__Given request__.
Lines containing the word "JSON" should be extracted in full.

====== Material for this exercise ======

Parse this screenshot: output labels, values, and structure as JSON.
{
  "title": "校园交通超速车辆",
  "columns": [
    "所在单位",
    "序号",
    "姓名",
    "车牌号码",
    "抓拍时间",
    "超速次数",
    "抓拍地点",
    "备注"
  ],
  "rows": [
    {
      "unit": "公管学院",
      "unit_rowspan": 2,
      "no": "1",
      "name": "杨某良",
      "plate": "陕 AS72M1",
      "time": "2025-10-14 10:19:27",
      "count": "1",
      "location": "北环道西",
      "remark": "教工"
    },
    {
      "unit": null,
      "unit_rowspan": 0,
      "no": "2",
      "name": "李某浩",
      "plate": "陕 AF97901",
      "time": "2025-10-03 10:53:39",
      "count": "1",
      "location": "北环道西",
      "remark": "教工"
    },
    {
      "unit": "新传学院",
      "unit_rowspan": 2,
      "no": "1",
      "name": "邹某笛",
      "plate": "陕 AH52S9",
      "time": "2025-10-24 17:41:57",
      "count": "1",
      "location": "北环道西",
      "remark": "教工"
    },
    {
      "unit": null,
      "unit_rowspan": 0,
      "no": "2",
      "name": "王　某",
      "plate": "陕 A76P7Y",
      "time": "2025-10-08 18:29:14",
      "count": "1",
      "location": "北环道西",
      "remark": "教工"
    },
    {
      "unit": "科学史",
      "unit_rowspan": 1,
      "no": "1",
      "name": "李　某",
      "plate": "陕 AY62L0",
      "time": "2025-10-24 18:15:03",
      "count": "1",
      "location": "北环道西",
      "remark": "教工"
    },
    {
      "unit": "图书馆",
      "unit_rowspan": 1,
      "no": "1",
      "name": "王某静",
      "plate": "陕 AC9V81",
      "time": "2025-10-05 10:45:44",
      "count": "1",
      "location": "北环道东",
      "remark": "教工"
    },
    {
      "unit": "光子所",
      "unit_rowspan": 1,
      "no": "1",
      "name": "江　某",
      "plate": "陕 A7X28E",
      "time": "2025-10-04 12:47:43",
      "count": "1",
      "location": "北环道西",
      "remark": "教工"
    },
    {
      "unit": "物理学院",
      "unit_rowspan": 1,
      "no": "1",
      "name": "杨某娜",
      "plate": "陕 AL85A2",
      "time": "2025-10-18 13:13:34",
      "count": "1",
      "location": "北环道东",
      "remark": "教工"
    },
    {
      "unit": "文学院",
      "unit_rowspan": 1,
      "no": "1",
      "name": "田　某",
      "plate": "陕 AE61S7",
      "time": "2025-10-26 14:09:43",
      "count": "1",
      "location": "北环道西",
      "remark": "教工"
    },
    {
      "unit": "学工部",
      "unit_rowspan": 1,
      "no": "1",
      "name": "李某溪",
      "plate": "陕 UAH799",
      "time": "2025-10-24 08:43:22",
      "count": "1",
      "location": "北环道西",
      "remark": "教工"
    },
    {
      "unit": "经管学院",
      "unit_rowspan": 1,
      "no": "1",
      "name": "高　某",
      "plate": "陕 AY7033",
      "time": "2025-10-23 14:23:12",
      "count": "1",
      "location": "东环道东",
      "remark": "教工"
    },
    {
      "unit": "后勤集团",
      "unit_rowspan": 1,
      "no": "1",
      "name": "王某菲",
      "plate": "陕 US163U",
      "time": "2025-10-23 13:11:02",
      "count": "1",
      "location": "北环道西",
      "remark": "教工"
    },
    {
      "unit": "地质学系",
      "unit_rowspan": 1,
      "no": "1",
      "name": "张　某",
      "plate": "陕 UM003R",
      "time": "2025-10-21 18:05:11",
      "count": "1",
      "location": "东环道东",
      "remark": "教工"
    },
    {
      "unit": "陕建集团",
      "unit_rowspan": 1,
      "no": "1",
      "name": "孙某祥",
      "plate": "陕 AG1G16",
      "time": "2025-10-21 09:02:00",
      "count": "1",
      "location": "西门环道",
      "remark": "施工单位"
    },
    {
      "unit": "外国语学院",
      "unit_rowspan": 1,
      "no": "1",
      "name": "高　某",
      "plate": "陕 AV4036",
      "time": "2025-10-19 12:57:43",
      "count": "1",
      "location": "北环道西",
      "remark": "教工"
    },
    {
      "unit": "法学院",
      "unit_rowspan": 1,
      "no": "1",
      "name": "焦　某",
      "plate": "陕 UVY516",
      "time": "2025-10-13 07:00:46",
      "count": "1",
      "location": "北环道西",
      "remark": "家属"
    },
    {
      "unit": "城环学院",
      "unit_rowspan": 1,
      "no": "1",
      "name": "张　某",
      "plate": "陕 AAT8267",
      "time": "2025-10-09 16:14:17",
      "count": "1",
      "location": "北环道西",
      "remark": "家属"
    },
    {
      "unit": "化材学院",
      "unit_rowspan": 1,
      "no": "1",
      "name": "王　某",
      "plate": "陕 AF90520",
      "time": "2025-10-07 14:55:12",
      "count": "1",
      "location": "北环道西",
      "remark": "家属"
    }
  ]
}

======
====== Material for this exercise ======

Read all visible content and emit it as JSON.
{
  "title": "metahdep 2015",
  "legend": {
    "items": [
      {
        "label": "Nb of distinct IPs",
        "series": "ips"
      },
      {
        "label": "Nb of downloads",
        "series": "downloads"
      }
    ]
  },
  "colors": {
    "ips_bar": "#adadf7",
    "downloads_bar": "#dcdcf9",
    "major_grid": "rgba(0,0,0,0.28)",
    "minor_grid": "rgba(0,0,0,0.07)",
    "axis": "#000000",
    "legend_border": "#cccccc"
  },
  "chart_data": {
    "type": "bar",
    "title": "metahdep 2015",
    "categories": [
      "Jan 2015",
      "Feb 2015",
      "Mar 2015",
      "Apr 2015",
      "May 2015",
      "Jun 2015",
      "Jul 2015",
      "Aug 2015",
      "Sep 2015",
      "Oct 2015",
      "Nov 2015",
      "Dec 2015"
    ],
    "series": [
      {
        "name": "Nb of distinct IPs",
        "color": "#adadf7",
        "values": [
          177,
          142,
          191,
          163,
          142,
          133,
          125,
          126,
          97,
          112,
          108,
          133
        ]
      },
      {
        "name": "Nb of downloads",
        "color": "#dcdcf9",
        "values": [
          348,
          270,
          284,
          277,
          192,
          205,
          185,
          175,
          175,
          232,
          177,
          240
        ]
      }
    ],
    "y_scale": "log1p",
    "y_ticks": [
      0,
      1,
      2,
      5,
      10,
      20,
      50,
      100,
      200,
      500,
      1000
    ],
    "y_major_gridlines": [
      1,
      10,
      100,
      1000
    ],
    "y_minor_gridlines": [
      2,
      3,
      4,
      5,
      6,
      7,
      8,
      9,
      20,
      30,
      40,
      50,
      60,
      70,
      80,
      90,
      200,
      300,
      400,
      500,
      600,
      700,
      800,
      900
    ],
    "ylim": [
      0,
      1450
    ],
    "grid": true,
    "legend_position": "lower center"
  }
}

======

__Task solution__.
Parse this screenshot: output labels, values, and structure as JSON.
Read all visible content and emit it as JSON.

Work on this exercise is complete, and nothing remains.